Supplied entries:
☆ ☆ ☆ ☆ ☆

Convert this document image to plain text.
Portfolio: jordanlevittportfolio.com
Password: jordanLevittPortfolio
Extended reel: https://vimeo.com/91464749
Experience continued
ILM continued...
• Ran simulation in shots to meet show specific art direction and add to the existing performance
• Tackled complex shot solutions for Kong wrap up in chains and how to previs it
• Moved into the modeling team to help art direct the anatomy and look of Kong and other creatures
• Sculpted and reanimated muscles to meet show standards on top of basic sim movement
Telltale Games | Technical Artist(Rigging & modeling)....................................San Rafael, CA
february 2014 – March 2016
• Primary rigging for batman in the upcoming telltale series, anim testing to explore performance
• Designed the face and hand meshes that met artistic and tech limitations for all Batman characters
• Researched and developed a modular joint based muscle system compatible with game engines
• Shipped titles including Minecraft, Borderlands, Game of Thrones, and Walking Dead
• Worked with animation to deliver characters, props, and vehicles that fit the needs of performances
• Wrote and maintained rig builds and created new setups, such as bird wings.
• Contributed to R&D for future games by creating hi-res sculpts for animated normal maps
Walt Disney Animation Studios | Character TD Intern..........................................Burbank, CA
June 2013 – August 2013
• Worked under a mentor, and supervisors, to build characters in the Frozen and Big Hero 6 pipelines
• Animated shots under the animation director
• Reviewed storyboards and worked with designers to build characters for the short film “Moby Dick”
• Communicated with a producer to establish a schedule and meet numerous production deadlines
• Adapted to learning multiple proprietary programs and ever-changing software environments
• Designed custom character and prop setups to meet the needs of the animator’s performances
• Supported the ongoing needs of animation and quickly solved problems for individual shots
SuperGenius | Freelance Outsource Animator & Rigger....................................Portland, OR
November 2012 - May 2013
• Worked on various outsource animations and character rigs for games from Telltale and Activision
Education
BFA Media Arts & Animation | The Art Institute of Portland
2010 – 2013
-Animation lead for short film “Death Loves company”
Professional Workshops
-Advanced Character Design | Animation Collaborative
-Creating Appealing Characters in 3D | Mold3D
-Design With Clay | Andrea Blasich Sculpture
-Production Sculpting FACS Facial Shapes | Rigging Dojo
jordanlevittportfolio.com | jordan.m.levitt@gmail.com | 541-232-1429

☆ ☆ ☆ ☆ ☆

Aim:
Using the records above, pull out each line where the word "that" occurs.

Written solution:
• Designed the face and hand meshes that met artistic and tech limitations for all Batman characters
• Worked with animation to deliver characters, props, and vehicles that fit the needs of performances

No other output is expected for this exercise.